3.3. – Quel cadre pour les parrainages et les partenariats éditoriaux ?

Certains types d’information font l’objet de partenariats avec un organisme extérieur au média, par exemple les points météo avec Météo France.

Un journal ou une chaîne de télévision peuvent également soutenir une manifestation culturelle, sportive ou sociale.

Comment les partenariats sont-ils encadrés d’un point de vue déontologique ? Comment l’étanchéité entre le service marketing/commercial et la rédaction est-elle garantie ? Les risques d’autocensure sont-ils écartés ?

Réponses complètes

Allemagne

Berliner Zeitung : Limites très claires

L’imperméabilité totale entre la rédaction et les services marketing, publicité, promotion, parrainage, etc s’applique sans restriction.

ZDF : Un texte de référence

Les directives établies par le document intitulé : « ZDF-Richtlinien für Werbung,Sponsoring, Gewinnspiele und Produktionshilfe » traitent aussi la gestion des relations de la chaîne avec ses partenaires.

Belgique

De Standaard : Pas évident

Autant le rapport entre l’éditorial et la publicité est clairement défini, autant celui entre les actions de partenariat et la rédaction n’est pas évident. D’autant que les lecteurs peuvent avoir beaucoup de mal à comprendre qu’un journal qui soutient un spectacle ou un festival artistique n’en fasse que très peu mention ou en propose une vision critique.

La Libre Belgique : Sous l’égide du directeur des éditions

Le « directeur des éditions » chapeaute à la fois la rédaction et le service marketing. Le partenariat respectera l’image du journal et doit atteindre un certain niveau de notoriété.

Le partenaire paie en fonction de l’espace occupé dans le journal.

Le Soir : Des règles de forme

Lorsque Le Soir publie le programme d’une manifestation culturelle, l’autorisation du rédacteur en chef est nécessaire pour utiliser le logo ou la typographie du journal.

Il n’existe aucun lien structurel entre la rédaction et le service promotion ni aucune obligation de couverture éditoriale en cas de partenariat.

RTBF : Aucun lien entre l’information et le marketing

L’article 5 du code de déontologie de la RTBF stipule que les émissions d’informations ne peuvent pas être parrainées.

Il est interdit au service marketing de rechercher un partenariat en échange d’une couverture éditoriale.

Chaque année, la RTBF compte un millier de partenariats avec des acteurs culturels.

Brésil

A Folha de S. Paulo : L’intérêt journalistique prime

Le journal ne parraine que des événements qui revêtent une importance culturelle et qui intéressent le public lecteur de la Folha.

Cruzeiro do sul : NC

O Estado de S. Paulo : Indépendance de la rédaction

O Estado concrétise son appui à des événements par l’octroi d’espace publicitaire. L’acceptation d’un parrainage se base sur l’intérêt social et culturel ainsi que sur sa résonance à l’actualité.

__Données extraites__:

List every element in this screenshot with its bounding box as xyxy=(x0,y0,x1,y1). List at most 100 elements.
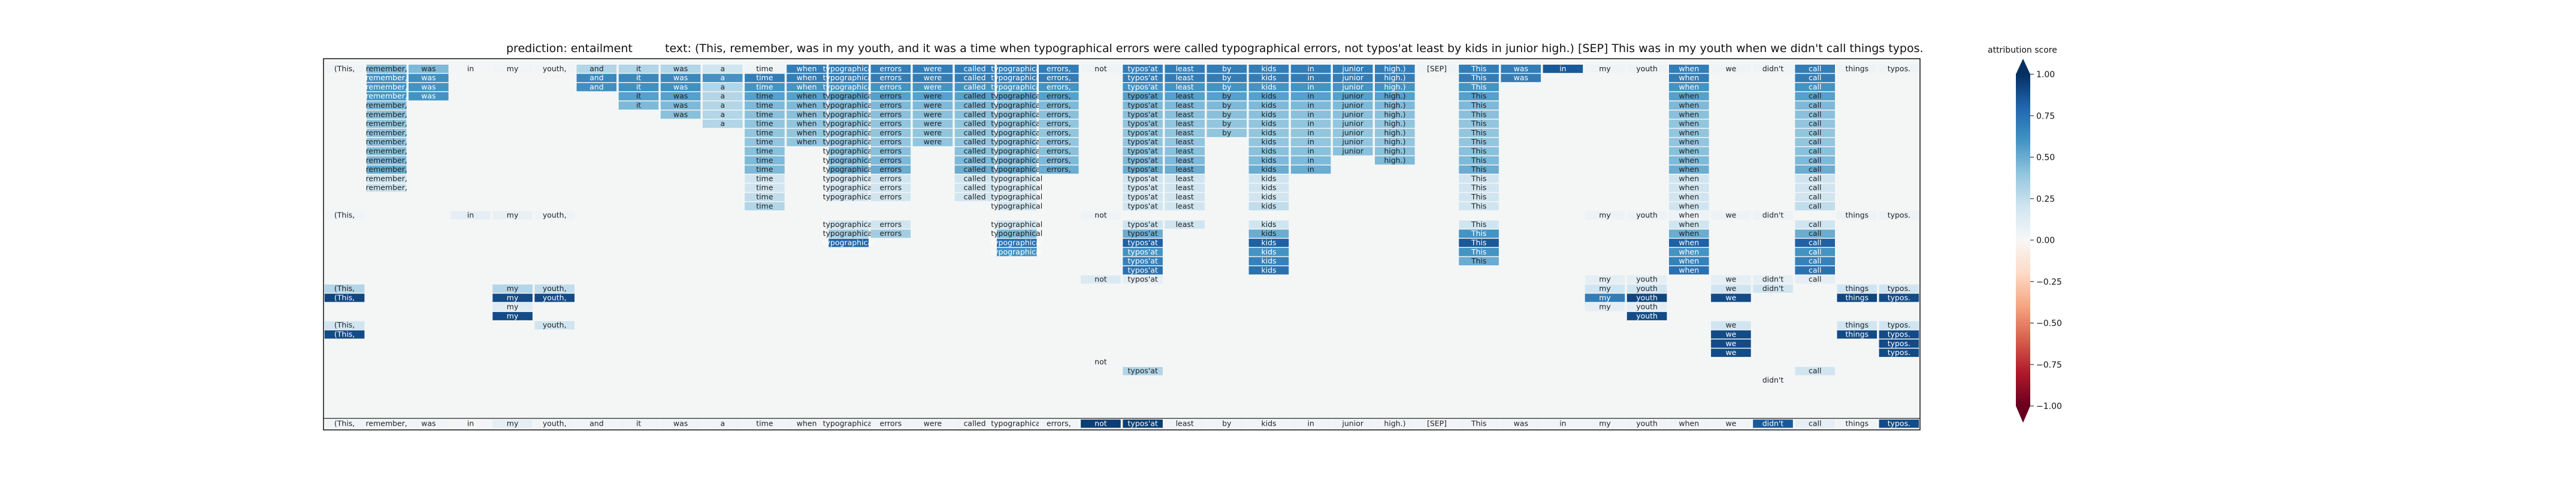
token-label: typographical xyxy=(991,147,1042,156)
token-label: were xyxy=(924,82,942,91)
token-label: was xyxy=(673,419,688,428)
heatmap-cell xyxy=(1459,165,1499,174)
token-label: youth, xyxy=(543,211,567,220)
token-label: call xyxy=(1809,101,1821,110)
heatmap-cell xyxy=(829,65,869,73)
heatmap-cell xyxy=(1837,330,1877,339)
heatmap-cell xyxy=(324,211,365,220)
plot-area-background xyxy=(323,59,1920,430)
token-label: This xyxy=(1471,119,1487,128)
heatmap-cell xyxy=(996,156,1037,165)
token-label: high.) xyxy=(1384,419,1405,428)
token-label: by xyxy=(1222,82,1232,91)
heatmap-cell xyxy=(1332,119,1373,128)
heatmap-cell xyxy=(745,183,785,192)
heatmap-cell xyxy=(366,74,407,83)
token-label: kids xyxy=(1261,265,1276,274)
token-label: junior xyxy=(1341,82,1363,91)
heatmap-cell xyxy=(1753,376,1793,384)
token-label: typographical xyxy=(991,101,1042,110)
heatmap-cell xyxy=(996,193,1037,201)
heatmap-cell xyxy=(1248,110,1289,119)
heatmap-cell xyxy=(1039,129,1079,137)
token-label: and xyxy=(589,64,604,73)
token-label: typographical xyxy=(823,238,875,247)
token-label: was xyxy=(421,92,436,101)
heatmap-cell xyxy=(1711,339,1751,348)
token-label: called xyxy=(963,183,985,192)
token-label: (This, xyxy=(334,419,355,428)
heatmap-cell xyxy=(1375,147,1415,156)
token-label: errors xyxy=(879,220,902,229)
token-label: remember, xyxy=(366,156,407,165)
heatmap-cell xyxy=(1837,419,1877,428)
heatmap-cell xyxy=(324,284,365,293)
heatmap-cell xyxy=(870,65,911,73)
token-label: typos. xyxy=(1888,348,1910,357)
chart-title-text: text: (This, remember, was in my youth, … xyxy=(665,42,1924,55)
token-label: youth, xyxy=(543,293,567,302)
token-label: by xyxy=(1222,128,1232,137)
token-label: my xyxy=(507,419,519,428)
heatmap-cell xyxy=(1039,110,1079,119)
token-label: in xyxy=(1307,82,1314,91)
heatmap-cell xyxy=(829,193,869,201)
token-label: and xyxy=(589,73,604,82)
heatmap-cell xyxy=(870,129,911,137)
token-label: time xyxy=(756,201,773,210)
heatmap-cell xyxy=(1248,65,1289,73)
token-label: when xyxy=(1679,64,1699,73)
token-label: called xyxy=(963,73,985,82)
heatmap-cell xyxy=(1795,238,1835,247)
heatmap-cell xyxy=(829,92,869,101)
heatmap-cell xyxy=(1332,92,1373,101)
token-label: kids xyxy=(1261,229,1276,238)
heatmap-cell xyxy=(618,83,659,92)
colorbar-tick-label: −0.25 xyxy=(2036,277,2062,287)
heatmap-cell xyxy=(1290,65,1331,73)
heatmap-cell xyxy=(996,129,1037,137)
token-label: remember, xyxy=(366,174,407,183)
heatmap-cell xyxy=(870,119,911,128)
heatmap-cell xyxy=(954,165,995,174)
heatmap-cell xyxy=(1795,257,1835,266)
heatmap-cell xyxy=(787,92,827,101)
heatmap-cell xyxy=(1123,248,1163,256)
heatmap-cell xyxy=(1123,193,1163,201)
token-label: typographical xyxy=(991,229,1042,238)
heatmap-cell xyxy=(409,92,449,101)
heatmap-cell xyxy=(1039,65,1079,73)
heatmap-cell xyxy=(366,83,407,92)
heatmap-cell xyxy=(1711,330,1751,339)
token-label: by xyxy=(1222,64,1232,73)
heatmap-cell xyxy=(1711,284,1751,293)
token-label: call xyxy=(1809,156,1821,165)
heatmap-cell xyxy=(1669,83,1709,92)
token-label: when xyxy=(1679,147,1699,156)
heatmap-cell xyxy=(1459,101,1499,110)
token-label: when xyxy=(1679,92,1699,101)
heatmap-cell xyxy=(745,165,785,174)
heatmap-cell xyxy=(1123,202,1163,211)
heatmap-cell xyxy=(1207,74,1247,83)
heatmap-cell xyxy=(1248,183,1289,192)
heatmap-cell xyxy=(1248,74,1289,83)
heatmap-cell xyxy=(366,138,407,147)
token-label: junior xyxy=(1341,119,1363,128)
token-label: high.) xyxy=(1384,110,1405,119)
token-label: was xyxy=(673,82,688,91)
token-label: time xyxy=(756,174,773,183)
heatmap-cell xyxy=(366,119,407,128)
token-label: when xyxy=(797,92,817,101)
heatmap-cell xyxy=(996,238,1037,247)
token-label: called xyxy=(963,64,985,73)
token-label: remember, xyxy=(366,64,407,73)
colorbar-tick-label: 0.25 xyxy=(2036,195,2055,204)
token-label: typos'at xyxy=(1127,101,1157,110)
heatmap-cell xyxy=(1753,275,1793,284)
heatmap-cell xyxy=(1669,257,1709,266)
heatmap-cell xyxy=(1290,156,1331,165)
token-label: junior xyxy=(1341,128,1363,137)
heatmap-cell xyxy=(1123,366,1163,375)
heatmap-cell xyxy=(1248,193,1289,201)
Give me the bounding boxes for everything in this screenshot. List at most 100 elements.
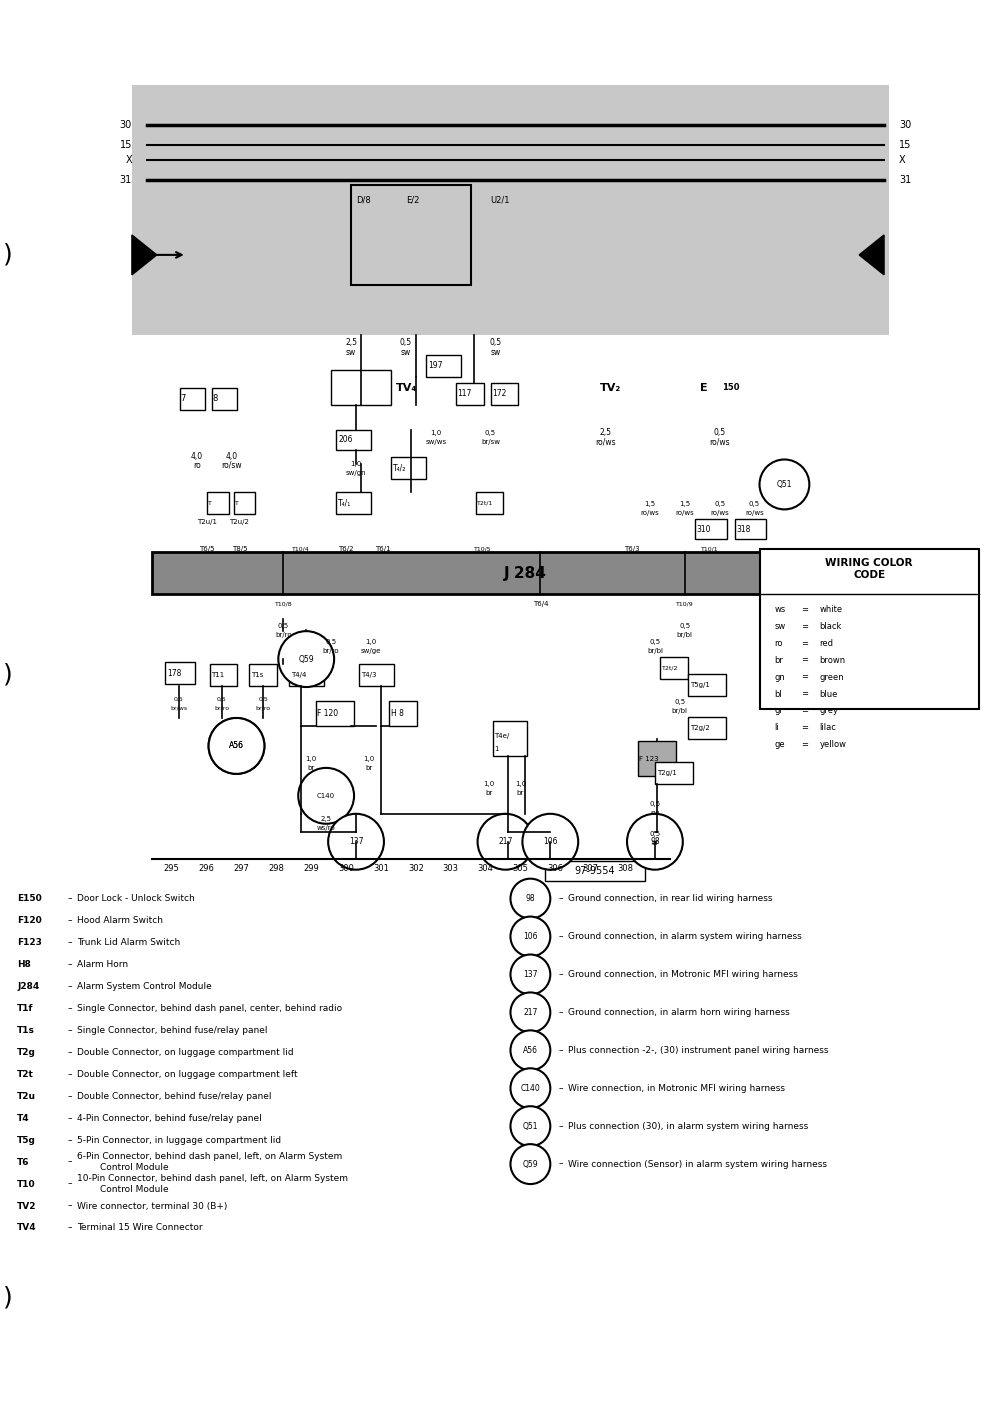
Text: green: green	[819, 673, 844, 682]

__Consignes__:
1. D'après le texte sur les parrainages et les partenariats éditoriaux, combien de partenariats avec des acteurs culturels la RTBF compte-t-elle chaque année ?
2. Prolongez le texte sur les parrainages et les partenariats éditoriaux à partir de sa dernière phrase.

__Réponses rédigées__:
1. Un millier.

2.
Si l’événement parrainé présente un intérêt journalistique, il peut faire l’objet d’une couverture qui n’est donc pas systématique.

Rádio CBN : Convergence et complémentarité

La radio recherche des partenaires qui ont une ligne éditoriale proche de la sienne mais qui puissent proposer d’autres contenus. Par exemple: CBN renouvelle depuis 10 ans un partenariat avec la BBC, et depuis plus longtemps encore avec Radio France Internationale. La radio s’engage aussi dans des échanges avec d’autres médias du groupe Globo.

Les partenariats éditoriaux et publicitaires répondent aux mêmes obligations. Ne sont parrainés que les événements en adéquation avec le contenu de la station. La validation passe par le service marketing de la radio mais la rédaction est consultée.

TV Cultura : Les mêmes que pour la publicité

Les critères de partenariats sont les mêmes que ceux pour accepter ou non une publicité. Par exemple, boissons et cigarettes sont prohibés.

TV Cultura ne parraine aucun événement culturel.

TV TEM : Pas d’incidence sur la liberté de la rédaction

Toute entreprise ou organisation peut faire du partenariat ou du parrainage, sans toutefois que l’indépendance des journalistes ne soit restreinte.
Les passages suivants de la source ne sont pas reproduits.